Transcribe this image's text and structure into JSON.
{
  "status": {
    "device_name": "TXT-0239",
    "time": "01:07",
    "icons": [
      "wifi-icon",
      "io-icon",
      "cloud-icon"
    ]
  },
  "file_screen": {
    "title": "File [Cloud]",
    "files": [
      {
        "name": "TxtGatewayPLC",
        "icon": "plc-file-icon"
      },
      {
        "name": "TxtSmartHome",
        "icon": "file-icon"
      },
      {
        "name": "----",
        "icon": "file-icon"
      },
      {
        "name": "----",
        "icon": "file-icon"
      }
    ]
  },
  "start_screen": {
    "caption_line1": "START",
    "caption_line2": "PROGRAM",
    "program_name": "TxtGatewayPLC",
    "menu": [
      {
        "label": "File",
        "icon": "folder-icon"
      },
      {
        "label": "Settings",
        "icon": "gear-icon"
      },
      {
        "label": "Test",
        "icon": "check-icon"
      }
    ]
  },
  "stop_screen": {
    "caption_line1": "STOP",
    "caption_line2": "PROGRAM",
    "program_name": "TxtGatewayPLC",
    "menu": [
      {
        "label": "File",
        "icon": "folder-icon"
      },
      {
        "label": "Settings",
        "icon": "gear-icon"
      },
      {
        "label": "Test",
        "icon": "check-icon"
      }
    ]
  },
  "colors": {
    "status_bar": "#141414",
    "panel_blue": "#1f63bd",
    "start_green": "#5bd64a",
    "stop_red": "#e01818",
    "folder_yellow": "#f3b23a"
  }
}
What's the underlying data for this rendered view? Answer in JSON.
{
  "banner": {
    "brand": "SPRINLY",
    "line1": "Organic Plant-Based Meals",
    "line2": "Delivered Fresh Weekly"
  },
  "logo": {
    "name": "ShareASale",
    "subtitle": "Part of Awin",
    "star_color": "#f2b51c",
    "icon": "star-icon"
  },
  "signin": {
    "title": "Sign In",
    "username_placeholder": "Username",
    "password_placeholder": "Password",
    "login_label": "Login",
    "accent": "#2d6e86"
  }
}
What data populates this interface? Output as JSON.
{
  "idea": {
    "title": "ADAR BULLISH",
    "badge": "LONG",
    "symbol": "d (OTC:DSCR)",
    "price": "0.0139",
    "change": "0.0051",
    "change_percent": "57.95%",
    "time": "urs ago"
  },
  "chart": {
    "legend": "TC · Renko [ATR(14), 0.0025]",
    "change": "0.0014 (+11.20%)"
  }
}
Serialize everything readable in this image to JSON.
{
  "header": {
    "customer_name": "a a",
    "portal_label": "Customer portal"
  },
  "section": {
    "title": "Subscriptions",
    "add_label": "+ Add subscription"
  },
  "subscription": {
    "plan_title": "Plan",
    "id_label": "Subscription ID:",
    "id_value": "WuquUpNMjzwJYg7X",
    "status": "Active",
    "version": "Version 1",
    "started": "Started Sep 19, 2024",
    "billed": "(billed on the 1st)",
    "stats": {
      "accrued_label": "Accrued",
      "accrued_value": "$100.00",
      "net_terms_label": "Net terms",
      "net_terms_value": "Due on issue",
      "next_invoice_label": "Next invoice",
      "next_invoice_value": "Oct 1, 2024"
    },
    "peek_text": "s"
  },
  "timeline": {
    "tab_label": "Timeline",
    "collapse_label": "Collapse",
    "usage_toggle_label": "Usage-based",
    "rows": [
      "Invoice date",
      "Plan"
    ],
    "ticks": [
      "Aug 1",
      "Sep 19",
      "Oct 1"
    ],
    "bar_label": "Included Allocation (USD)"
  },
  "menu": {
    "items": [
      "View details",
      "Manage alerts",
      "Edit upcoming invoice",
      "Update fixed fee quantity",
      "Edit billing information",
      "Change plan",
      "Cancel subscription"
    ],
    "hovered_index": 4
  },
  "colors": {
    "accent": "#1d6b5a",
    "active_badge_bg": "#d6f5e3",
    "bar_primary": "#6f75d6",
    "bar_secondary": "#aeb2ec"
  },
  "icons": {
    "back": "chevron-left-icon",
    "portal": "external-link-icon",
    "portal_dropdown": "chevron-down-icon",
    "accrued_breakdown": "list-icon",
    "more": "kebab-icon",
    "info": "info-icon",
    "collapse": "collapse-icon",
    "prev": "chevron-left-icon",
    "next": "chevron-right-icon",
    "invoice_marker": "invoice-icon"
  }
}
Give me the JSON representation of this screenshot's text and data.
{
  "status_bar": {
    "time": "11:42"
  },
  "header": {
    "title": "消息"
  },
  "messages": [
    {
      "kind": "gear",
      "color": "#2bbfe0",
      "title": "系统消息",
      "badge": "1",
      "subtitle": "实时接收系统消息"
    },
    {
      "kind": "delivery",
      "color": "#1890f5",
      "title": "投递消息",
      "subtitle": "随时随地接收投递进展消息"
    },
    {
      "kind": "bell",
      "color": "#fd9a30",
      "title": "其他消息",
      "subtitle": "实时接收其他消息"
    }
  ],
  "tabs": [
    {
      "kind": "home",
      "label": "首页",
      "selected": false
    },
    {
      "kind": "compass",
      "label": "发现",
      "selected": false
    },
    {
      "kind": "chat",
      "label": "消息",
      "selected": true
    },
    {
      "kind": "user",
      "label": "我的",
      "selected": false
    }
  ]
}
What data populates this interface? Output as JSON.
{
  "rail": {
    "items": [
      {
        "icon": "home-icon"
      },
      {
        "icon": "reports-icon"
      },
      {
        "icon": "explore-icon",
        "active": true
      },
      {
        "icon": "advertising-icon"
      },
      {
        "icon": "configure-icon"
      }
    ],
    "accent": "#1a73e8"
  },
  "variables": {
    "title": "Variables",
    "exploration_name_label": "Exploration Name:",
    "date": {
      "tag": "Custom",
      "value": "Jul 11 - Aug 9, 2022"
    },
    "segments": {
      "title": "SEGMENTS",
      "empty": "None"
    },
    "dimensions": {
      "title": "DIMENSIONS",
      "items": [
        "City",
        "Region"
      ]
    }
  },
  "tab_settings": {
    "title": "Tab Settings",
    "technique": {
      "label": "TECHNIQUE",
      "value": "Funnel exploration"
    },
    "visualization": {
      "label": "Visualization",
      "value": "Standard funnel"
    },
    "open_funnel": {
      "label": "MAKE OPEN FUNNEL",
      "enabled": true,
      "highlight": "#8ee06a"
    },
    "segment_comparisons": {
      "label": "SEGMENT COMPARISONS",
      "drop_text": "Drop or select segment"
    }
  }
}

EXERCISE DESCRIPTION:
Take the records above and return them exactly as written.

SOLUTION:
Transcribe this image's text and structure into JSON.
{
  "status": {
    "device_name": "TXT-0239",
    "time": "01:07",
    "icons": [
      "wifi-icon",
      "io-icon",
      "cloud-icon"
    ]
  },
  "file_screen": {
    "title": "File [Cloud]",
    "files": [
      {
        "name": "TxtGatewayPLC",
        "icon": "plc-file-icon"
      },
      {
        "name": "TxtSmartHome",
        "icon": "file-icon"
      },
      {
        "name": "----",
        "icon": "file-icon"
      },
      {
        "name": "----",
        "icon": "file-icon"
      }
    ]
  },
  "start_screen": {
    "caption_line1": "START",
    "caption_line2": "PROGRAM",
    "program_name": "TxtGatewayPLC",
    "menu": [
      {
        "label": "File",
        "icon": "folder-icon"
      },
      {
        "label": "Settings",
        "icon": "gear-icon"
      },
      {
        "label": "Test",
        "icon": "check-icon"
      }
    ]
  },
  "stop_screen": {
    "caption_line1": "STOP",
    "caption_line2": "PROGRAM",
    "program_name": "TxtGatewayPLC",
    "menu": [
      {
        "label": "File",
        "icon": "folder-icon"
      },
      {
        "label": "Settings",
        "icon": "gear-icon"
      },
      {
        "label": "Test",
        "icon": "check-icon"
      }
    ]
  },
  "colors": {
    "status_bar": "#141414",
    "panel_blue": "#1f63bd",
    "start_green": "#5bd64a",
    "stop_red": "#e01818",
    "folder_yellow": "#f3b23a"
  }
}
What's the underlying data for this rendered view? Answer in JSON.
{
  "banner": {
    "brand": "SPRINLY",
    "line1": "Organic Plant-Based Meals",
    "line2": "Delivered Fresh Weekly"
  },
  "logo": {
    "name": "ShareASale",
    "subtitle": "Part of Awin",
    "star_color": "#f2b51c",
    "icon": "star-icon"
  },
  "signin": {
    "title": "Sign In",
    "username_placeholder": "Username",
    "password_placeholder": "Password",
    "login_label": "Login",
    "accent": "#2d6e86"
  }
}
What data populates this interface? Output as JSON.
{
  "idea": {
    "title": "ADAR BULLISH",
    "badge": "LONG",
    "symbol": "d (OTC:DSCR)",
    "price": "0.0139",
    "change": "0.0051",
    "change_percent": "57.95%",
    "time": "urs ago"
  },
  "chart": {
    "legend": "TC · Renko [ATR(14), 0.0025]",
    "change": "0.0014 (+11.20%)"
  }
}
Serialize everything readable in this image to JSON.
{
  "header": {
    "customer_name": "a a",
    "portal_label": "Customer portal"
  },
  "section": {
    "title": "Subscriptions",
    "add_label": "+ Add subscription"
  },
  "subscription": {
    "plan_title": "Plan",
    "id_label": "Subscription ID:",
    "id_value": "WuquUpNMjzwJYg7X",
    "status": "Active",
    "version": "Version 1",
    "started": "Started Sep 19, 2024",
    "billed": "(billed on the 1st)",
    "stats": {
      "accrued_label": "Accrued",
      "accrued_value": "$100.00",
      "net_terms_label": "Net terms",
      "net_terms_value": "Due on issue",
      "next_invoice_label": "Next invoice",
      "next_invoice_value": "Oct 1, 2024"
    },
    "peek_text": "s"
  },
  "timeline": {
    "tab_label": "Timeline",
    "collapse_label": "Collapse",
    "usage_toggle_label": "Usage-based",
    "rows": [
      "Invoice date",
      "Plan"
    ],
    "ticks": [
      "Aug 1",
      "Sep 19",
      "Oct 1"
    ],
    "bar_label": "Included Allocation (USD)"
  },
  "menu": {
    "items": [
      "View details",
      "Manage alerts",
      "Edit upcoming invoice",
      "Update fixed fee quantity",
      "Edit billing information",
      "Change plan",
      "Cancel subscription"
    ],
    "hovered_index": 4
  },
  "colors": {
    "accent": "#1d6b5a",
    "active_badge_bg": "#d6f5e3",
    "bar_primary": "#6f75d6",
    "bar_secondary": "#aeb2ec"
  },
  "icons": {
    "back": "chevron-left-icon",
    "portal": "external-link-icon",
    "portal_dropdown": "chevron-down-icon",
    "accrued_breakdown": "list-icon",
    "more": "kebab-icon",
    "info": "info-icon",
    "collapse": "collapse-icon",
    "prev": "chevron-left-icon",
    "next": "chevron-right-icon",
    "invoice_marker": "invoice-icon"
  }
}
Give me the JSON representation of this screenshot's text and data.
{
  "status_bar": {
    "time": "11:42"
  },
  "header": {
    "title": "消息"
  },
  "messages": [
    {
      "kind": "gear",
      "color": "#2bbfe0",
      "title": "系统消息",
      "badge": "1",
      "subtitle": "实时接收系统消息"
    },
    {
      "kind": "delivery",
      "color": "#1890f5",
      "title": "投递消息",
      "subtitle": "随时随地接收投递进展消息"
    },
    {
      "kind": "bell",
      "color": "#fd9a30",
      "title": "其他消息",
      "subtitle": "实时接收其他消息"
    }
  ],
  "tabs": [
    {
      "kind": "home",
      "label": "首页",
      "selected": false
    },
    {
      "kind": "compass",
      "label": "发现",
      "selected": false
    },
    {
      "kind": "chat",
      "label": "消息",
      "selected": true
    },
    {
      "kind": "user",
      "label": "我的",
      "selected": false
    }
  ]
}
What data populates this interface? Output as JSON.
{
  "rail": {
    "items": [
      {
        "icon": "home-icon"
      },
      {
        "icon": "reports-icon"
      },
      {
        "icon": "explore-icon",
        "active": true
      },
      {
        "icon": "advertising-icon"
      },
      {
        "icon": "configure-icon"
      }
    ],
    "accent": "#1a73e8"
  },
  "variables": {
    "title": "Variables",
    "exploration_name_label": "Exploration Name:",
    "date": {
      "tag": "Custom",
      "value": "Jul 11 - Aug 9, 2022"
    },
    "segments": {
      "title": "SEGMENTS",
      "empty": "None"
    },
    "dimensions": {
      "title": "DIMENSIONS",
      "items": [
        "City",
        "Region"
      ]
    }
  },
  "tab_settings": {
    "title": "Tab Settings",
    "technique": {
      "label": "TECHNIQUE",
      "value": "Funnel exploration"
    },
    "visualization": {
      "label": "Visualization",
      "value": "Standard funnel"
    },
    "open_funnel": {
      "label": "MAKE OPEN FUNNEL",
      "enabled": true,
      "highlight": "#8ee06a"
    },
    "segment_comparisons": {
      "label": "SEGMENT COMPARISONS",
      "drop_text": "Drop or select segment"
    }
  }
}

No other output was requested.